= Given data =

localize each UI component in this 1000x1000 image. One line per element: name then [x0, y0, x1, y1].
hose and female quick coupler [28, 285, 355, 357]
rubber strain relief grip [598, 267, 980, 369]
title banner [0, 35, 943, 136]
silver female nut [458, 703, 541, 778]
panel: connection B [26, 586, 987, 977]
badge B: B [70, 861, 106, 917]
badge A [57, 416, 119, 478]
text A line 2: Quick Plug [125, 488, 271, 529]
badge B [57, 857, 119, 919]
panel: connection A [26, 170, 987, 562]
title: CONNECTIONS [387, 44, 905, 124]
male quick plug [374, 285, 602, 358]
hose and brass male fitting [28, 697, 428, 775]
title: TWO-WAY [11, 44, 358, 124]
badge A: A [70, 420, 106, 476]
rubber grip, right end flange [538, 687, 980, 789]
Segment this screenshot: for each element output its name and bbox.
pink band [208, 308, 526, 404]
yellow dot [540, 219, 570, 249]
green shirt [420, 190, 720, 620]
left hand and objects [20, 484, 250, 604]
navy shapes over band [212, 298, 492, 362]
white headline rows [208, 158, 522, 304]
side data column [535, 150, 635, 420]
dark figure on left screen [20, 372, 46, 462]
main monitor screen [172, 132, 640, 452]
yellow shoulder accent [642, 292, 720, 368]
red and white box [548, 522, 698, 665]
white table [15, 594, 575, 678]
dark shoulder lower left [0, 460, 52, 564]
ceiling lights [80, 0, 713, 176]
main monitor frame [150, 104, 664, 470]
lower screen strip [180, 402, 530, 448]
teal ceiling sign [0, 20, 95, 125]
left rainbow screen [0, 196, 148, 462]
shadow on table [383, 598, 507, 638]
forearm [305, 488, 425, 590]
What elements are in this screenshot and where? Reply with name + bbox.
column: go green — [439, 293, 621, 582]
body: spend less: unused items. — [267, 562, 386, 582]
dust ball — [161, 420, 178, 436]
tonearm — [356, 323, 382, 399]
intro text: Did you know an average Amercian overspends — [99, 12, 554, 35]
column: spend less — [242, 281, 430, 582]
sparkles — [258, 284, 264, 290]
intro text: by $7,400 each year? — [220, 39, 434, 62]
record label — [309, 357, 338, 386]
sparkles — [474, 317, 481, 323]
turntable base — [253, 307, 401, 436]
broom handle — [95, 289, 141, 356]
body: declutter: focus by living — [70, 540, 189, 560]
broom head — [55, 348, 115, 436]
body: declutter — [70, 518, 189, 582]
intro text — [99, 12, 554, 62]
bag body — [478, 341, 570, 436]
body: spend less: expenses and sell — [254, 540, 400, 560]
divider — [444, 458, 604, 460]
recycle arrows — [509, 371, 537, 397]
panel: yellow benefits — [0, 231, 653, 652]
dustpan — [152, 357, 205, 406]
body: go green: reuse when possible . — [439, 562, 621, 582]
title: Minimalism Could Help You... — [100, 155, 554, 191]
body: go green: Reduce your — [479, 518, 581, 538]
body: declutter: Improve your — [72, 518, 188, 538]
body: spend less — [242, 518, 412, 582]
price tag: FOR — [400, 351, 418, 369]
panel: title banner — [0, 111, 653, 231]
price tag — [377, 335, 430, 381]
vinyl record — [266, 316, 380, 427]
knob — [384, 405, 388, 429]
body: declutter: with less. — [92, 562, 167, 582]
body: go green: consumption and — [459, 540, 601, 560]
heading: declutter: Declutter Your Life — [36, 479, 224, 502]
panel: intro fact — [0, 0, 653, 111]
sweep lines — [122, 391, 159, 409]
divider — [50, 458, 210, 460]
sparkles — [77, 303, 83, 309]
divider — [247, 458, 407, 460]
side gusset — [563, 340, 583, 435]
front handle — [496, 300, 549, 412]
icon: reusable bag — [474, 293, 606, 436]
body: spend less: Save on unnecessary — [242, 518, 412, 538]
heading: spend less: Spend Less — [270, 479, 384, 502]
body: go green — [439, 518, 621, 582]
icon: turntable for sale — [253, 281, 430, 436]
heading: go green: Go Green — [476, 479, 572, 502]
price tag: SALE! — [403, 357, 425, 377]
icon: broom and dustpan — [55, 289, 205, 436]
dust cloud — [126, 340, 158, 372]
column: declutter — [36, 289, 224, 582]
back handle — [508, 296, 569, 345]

= Instruction =
Copy every row above verbatim, from the first line to the last, keeping each character, space, and bracket unchanged.

= Result of this task =
localize each UI component in this 1000x1000 image. One line per element: name then [x0, y0, x1, y1].
hose and female quick coupler [28, 285, 355, 357]
rubber strain relief grip [598, 267, 980, 369]
title banner [0, 35, 943, 136]
silver female nut [458, 703, 541, 778]
panel: connection B [26, 586, 987, 977]
badge B: B [70, 861, 106, 917]
badge A [57, 416, 119, 478]
text A line 2: Quick Plug [125, 488, 271, 529]
badge B [57, 857, 119, 919]
panel: connection A [26, 170, 987, 562]
title: CONNECTIONS [387, 44, 905, 124]
male quick plug [374, 285, 602, 358]
hose and brass male fitting [28, 697, 428, 775]
title: TWO-WAY [11, 44, 358, 124]
badge A: A [70, 420, 106, 476]
rubber grip, right end flange [538, 687, 980, 789]
Segment this screenshot: for each element output its name and bbox.
pink band [208, 308, 526, 404]
yellow dot [540, 219, 570, 249]
green shirt [420, 190, 720, 620]
left hand and objects [20, 484, 250, 604]
navy shapes over band [212, 298, 492, 362]
white headline rows [208, 158, 522, 304]
side data column [535, 150, 635, 420]
dark figure on left screen [20, 372, 46, 462]
main monitor screen [172, 132, 640, 452]
yellow shoulder accent [642, 292, 720, 368]
red and white box [548, 522, 698, 665]
white table [15, 594, 575, 678]
dark shoulder lower left [0, 460, 52, 564]
ceiling lights [80, 0, 713, 176]
main monitor frame [150, 104, 664, 470]
lower screen strip [180, 402, 530, 448]
teal ceiling sign [0, 20, 95, 125]
left rainbow screen [0, 196, 148, 462]
shadow on table [383, 598, 507, 638]
forearm [305, 488, 425, 590]
What elements are in this screenshot and where? Reply with name + bbox.
column: go green — [439, 293, 621, 582]
body: spend less: unused items. — [267, 562, 386, 582]
dust ball — [161, 420, 178, 436]
tonearm — [356, 323, 382, 399]
intro text: Did you know an average Amercian overspends — [99, 12, 554, 35]
column: spend less — [242, 281, 430, 582]
sparkles — [258, 284, 264, 290]
intro text: by $7,400 each year? — [220, 39, 434, 62]
record label — [309, 357, 338, 386]
sparkles — [474, 317, 481, 323]
turntable base — [253, 307, 401, 436]
broom handle — [95, 289, 141, 356]
body: declutter: focus by living — [70, 540, 189, 560]
broom head — [55, 348, 115, 436]
body: declutter — [70, 518, 189, 582]
intro text — [99, 12, 554, 62]
bag body — [478, 341, 570, 436]
body: spend less: expenses and sell — [254, 540, 400, 560]
divider — [444, 458, 604, 460]
recycle arrows — [509, 371, 537, 397]
panel: yellow benefits — [0, 231, 653, 652]
dustpan — [152, 357, 205, 406]
body: go green: reuse when possible . — [439, 562, 621, 582]
title: Minimalism Could Help You... — [100, 155, 554, 191]
body: go green: Reduce your — [479, 518, 581, 538]
body: declutter: Improve your — [72, 518, 188, 538]
body: spend less — [242, 518, 412, 582]
price tag: FOR — [400, 351, 418, 369]
panel: title banner — [0, 111, 653, 231]
price tag — [377, 335, 430, 381]
vinyl record — [266, 316, 380, 427]
knob — [384, 405, 388, 429]
body: declutter: with less. — [92, 562, 167, 582]
body: go green: consumption and — [459, 540, 601, 560]
heading: declutter: Declutter Your Life — [36, 479, 224, 502]
panel: intro fact — [0, 0, 653, 111]
sweep lines — [122, 391, 159, 409]
divider — [50, 458, 210, 460]
sparkles — [77, 303, 83, 309]
divider — [247, 458, 407, 460]
side gusset — [563, 340, 583, 435]
front handle — [496, 300, 549, 412]
icon: reusable bag — [474, 293, 606, 436]
body: spend less: Save on unnecessary — [242, 518, 412, 538]
heading: spend less: Spend Less — [270, 479, 384, 502]
body: go green — [439, 518, 621, 582]
icon: turntable for sale — [253, 281, 430, 436]
heading: go green: Go Green — [476, 479, 572, 502]
price tag: SALE! — [403, 357, 425, 377]
icon: broom and dustpan — [55, 289, 205, 436]
dust cloud — [126, 340, 158, 372]
column: declutter — [36, 289, 224, 582]
back handle — [508, 296, 569, 345]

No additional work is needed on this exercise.